Source information:
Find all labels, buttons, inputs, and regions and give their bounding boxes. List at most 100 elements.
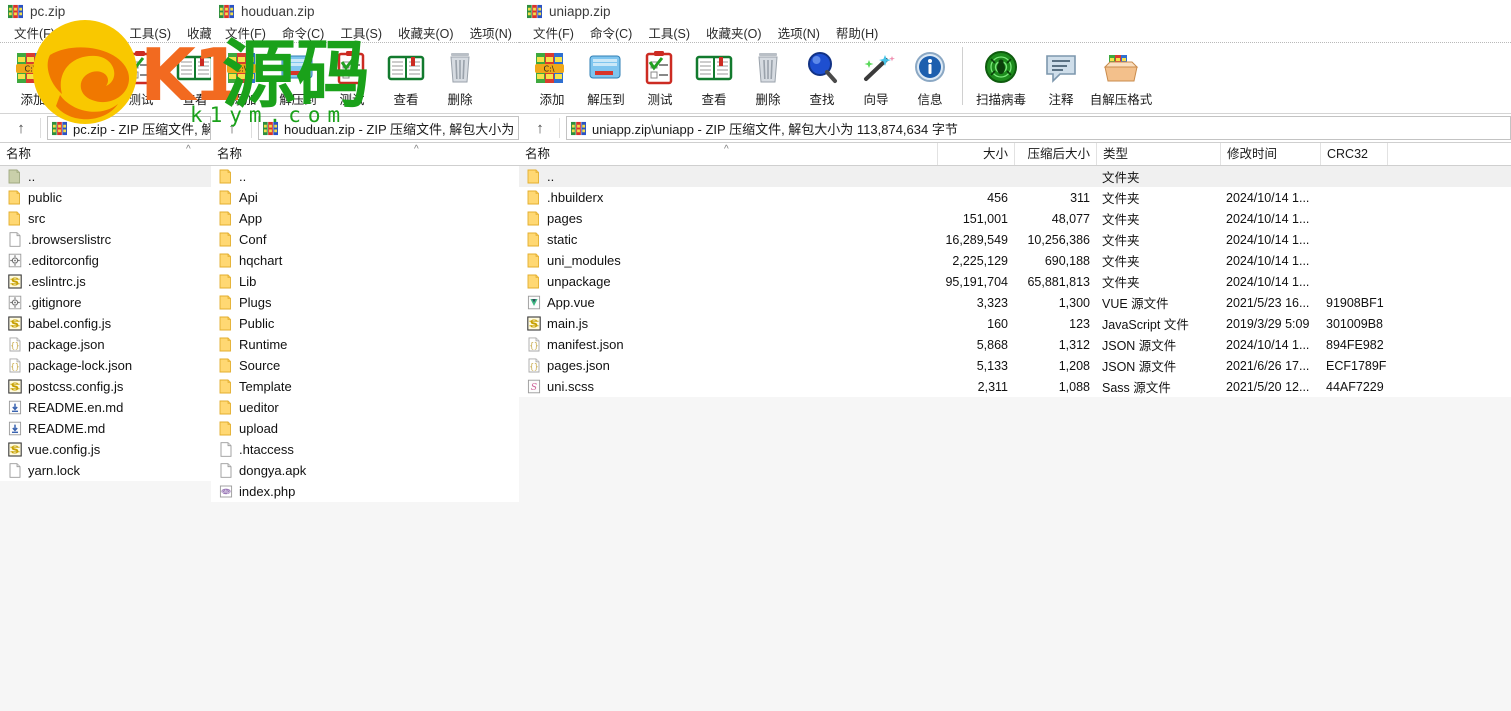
column-header-pc-zip[interactable]: 名称 ^ (0, 143, 211, 166)
toolbar-button-extract-to[interactable]: 解压到 (271, 43, 325, 111)
column-header-uniapp-zip[interactable]: 名称 大小 压缩后大小 类型 修改时间 CRC32 ^ (519, 143, 1511, 166)
toolbar-button-add[interactable]: C:\ 添加 (217, 43, 271, 111)
menu-help[interactable]: 帮助(H) (828, 23, 886, 42)
menubar-uniapp-zip[interactable]: 文件(F) 命令(C) 工具(S) 收藏夹(O) 选项(N) 帮助(H) (519, 22, 1511, 42)
file-row[interactable]: dongya.apk (211, 460, 519, 481)
file-row[interactable]: Plugs (211, 292, 519, 313)
file-row[interactable]: public (0, 187, 211, 208)
file-row[interactable]: phpindex.php (211, 481, 519, 502)
up-arrow-icon[interactable]: ↑ (527, 117, 553, 139)
menu-tools[interactable]: 工具(S) (121, 23, 179, 42)
pathbar-houduan-zip[interactable]: ↑ houduan.zip - ZIP 压缩文件, 解包大小为 (211, 114, 519, 143)
window-pc-zip[interactable]: pc.zip 文件(F) 命令(C) 工具(S) 收藏夹(O) C:\ 添加 (0, 0, 213, 711)
column-header-type[interactable]: 类型 (1096, 143, 1220, 165)
toolbar-button-delete[interactable]: 删除 (741, 43, 795, 111)
file-list-uniapp-zip[interactable]: ..文件夹.hbuilderx456311文件夹2024/10/14 1...p… (519, 166, 1511, 397)
column-header-modified[interactable]: 修改时间 (1220, 143, 1320, 165)
menubar-houduan-zip[interactable]: 文件(F) 命令(C) 工具(S) 收藏夹(O) 选项(N) 帮 (211, 22, 519, 42)
menu-tools[interactable]: 工具(S) (332, 23, 390, 42)
file-row[interactable]: Template (211, 376, 519, 397)
file-row[interactable]: {}package.json (0, 334, 211, 355)
file-row[interactable]: README.en.md (0, 397, 211, 418)
menu-favorites[interactable]: 收藏夹(O) (179, 23, 213, 42)
menu-commands[interactable]: 命令(C) (274, 23, 332, 42)
toolbar-button-view[interactable]: 查看 (168, 43, 213, 111)
file-row[interactable]: {}pages.json5,1331,208JSON 源文件2021/6/26 … (519, 355, 1511, 376)
menu-favorites[interactable]: 收藏夹(O) (390, 23, 462, 42)
file-row[interactable]: S.eslintrc.js (0, 271, 211, 292)
file-row[interactable]: Source (211, 355, 519, 376)
column-header-name[interactable]: 名称 (0, 143, 211, 165)
file-row[interactable]: .. (0, 166, 211, 187)
file-row[interactable]: App.vue3,3231,300VUE 源文件2021/5/23 16...9… (519, 292, 1511, 313)
file-row[interactable]: Runtime (211, 334, 519, 355)
file-row[interactable]: {}manifest.json5,8681,312JSON 源文件2024/10… (519, 334, 1511, 355)
toolbar-button-view[interactable]: 查看 (687, 43, 741, 111)
toolbar-button-test[interactable]: 测试 (633, 43, 687, 111)
titlebar-uniapp-zip[interactable]: uniapp.zip (519, 0, 1511, 22)
toolbar-button-test[interactable]: 测试 (325, 43, 379, 111)
column-header-name[interactable]: 名称 (211, 143, 519, 165)
file-row[interactable]: Svue.config.js (0, 439, 211, 460)
up-arrow-icon[interactable]: ↑ (219, 117, 245, 139)
column-header-crc32[interactable]: CRC32 (1320, 143, 1387, 165)
file-list-houduan-zip[interactable]: ..ApiAppConfhqchartLibPlugsPublicRuntime… (211, 166, 519, 502)
file-row[interactable]: Conf (211, 229, 519, 250)
file-row[interactable]: Smain.js160123JavaScript 文件2019/3/29 5:0… (519, 313, 1511, 334)
up-arrow-icon[interactable]: ↑ (8, 117, 34, 139)
file-row[interactable]: uni_modules2,225,129690,188文件夹2024/10/14… (519, 250, 1511, 271)
toolbar-button-extract-to[interactable]: 解压到 (579, 43, 633, 111)
toolbar-button-comment[interactable]: 注释 (1034, 43, 1088, 111)
menu-file[interactable]: 文件(F) (525, 23, 582, 42)
file-row[interactable]: Spostcss.config.js (0, 376, 211, 397)
file-row[interactable]: .htaccess (211, 439, 519, 460)
toolbar-houduan-zip[interactable]: C:\ 添加 解压到 (211, 42, 519, 114)
file-row[interactable]: .gitignore (0, 292, 211, 313)
file-row[interactable]: yarn.lock (0, 460, 211, 481)
file-row[interactable]: pages151,00148,077文件夹2024/10/14 1... (519, 208, 1511, 229)
toolbar-button-add[interactable]: C:\ 添加 (6, 43, 60, 111)
file-row[interactable]: .hbuilderx456311文件夹2024/10/14 1... (519, 187, 1511, 208)
pathbar-uniapp-zip[interactable]: ↑ uniapp.zip\uniapp - ZIP 压缩文件, 解包大小为 11… (519, 114, 1511, 143)
toolbar-button-virus-scan[interactable]: 扫描病毒 (968, 43, 1034, 111)
pathbar-pc-zip[interactable]: ↑ pc.zip - ZIP 压缩文件, 解包 (0, 114, 211, 143)
toolbar-button-delete[interactable]: 删除 (433, 43, 487, 111)
file-row[interactable]: {}package-lock.json (0, 355, 211, 376)
file-row[interactable]: .. (211, 166, 519, 187)
file-row[interactable]: upload (211, 418, 519, 439)
column-header-size[interactable]: 大小 (937, 143, 1014, 165)
toolbar-button-info[interactable]: 信息 (903, 43, 957, 111)
window-uniapp-zip[interactable]: uniapp.zip 文件(F) 命令(C) 工具(S) 收藏夹(O) 选项(N… (519, 0, 1511, 711)
toolbar-button-sfx[interactable]: 自解压格式 (1088, 43, 1154, 111)
file-row[interactable]: ueditor (211, 397, 519, 418)
toolbar-button-extract-to[interactable]: 解压到 (60, 43, 114, 111)
file-row[interactable]: hqchart (211, 250, 519, 271)
titlebar-houduan-zip[interactable]: houduan.zip (211, 0, 519, 22)
titlebar-pc-zip[interactable]: pc.zip (0, 0, 211, 22)
menu-options[interactable]: 选项(N) (462, 23, 520, 42)
file-row[interactable]: unpackage95,191,70465,881,813文件夹2024/10/… (519, 271, 1511, 292)
toolbar-button-view[interactable]: 查看 (379, 43, 433, 111)
column-header-houduan-zip[interactable]: 名称 ^ (211, 143, 519, 166)
path-input[interactable]: houduan.zip - ZIP 压缩文件, 解包大小为 (258, 116, 519, 140)
toolbar-button-test[interactable]: 测试 (114, 43, 168, 111)
toolbar-pc-zip[interactable]: C:\ 添加 解压到 (0, 42, 211, 114)
menu-options[interactable]: 选项(N) (770, 23, 828, 42)
path-input[interactable]: uniapp.zip\uniapp - ZIP 压缩文件, 解包大小为 113,… (566, 116, 1511, 140)
menu-commands[interactable]: 命令(C) (582, 23, 640, 42)
file-row[interactable]: .editorconfig (0, 250, 211, 271)
file-row[interactable]: ..文件夹 (519, 166, 1511, 187)
toolbar-button-add[interactable]: C:\ 添加 (525, 43, 579, 111)
menu-tools[interactable]: 工具(S) (640, 23, 698, 42)
file-row[interactable]: README.md (0, 418, 211, 439)
toolbar-uniapp-zip[interactable]: C:\ 添加 解压到 (519, 42, 1511, 114)
file-row[interactable]: Sbabel.config.js (0, 313, 211, 334)
menubar-pc-zip[interactable]: 文件(F) 命令(C) 工具(S) 收藏夹(O) (0, 22, 211, 42)
window-houduan-zip[interactable]: houduan.zip 文件(F) 命令(C) 工具(S) 收藏夹(O) 选项(… (211, 0, 521, 711)
toolbar-button-find[interactable]: 查找 (795, 43, 849, 111)
menu-file[interactable]: 文件(F) (6, 23, 63, 42)
file-row[interactable]: Suni.scss2,3111,088Sass 源文件2021/5/20 12.… (519, 376, 1511, 397)
file-row[interactable]: Lib (211, 271, 519, 292)
file-row[interactable]: static16,289,54910,256,386文件夹2024/10/14 … (519, 229, 1511, 250)
toolbar-button-wizard[interactable]: 向导 (849, 43, 903, 111)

What the exercise asks:
The word to find is "解包大小为". Copy every line of the records that holds it.

Response to the exercise:
pathbar-houduan-zip[interactable]: ↑ houduan.zip - ZIP 压缩文件, 解包大小为 (211, 114, 519, 143)
pathbar-uniapp-zip[interactable]: ↑ uniapp.zip\uniapp - ZIP 压缩文件, 解包大小为 11… (519, 114, 1511, 143)
path-input[interactable]: houduan.zip - ZIP 压缩文件, 解包大小为 (258, 116, 519, 140)
path-input[interactable]: uniapp.zip\uniapp - ZIP 压缩文件, 解包大小为 113,… (566, 116, 1511, 140)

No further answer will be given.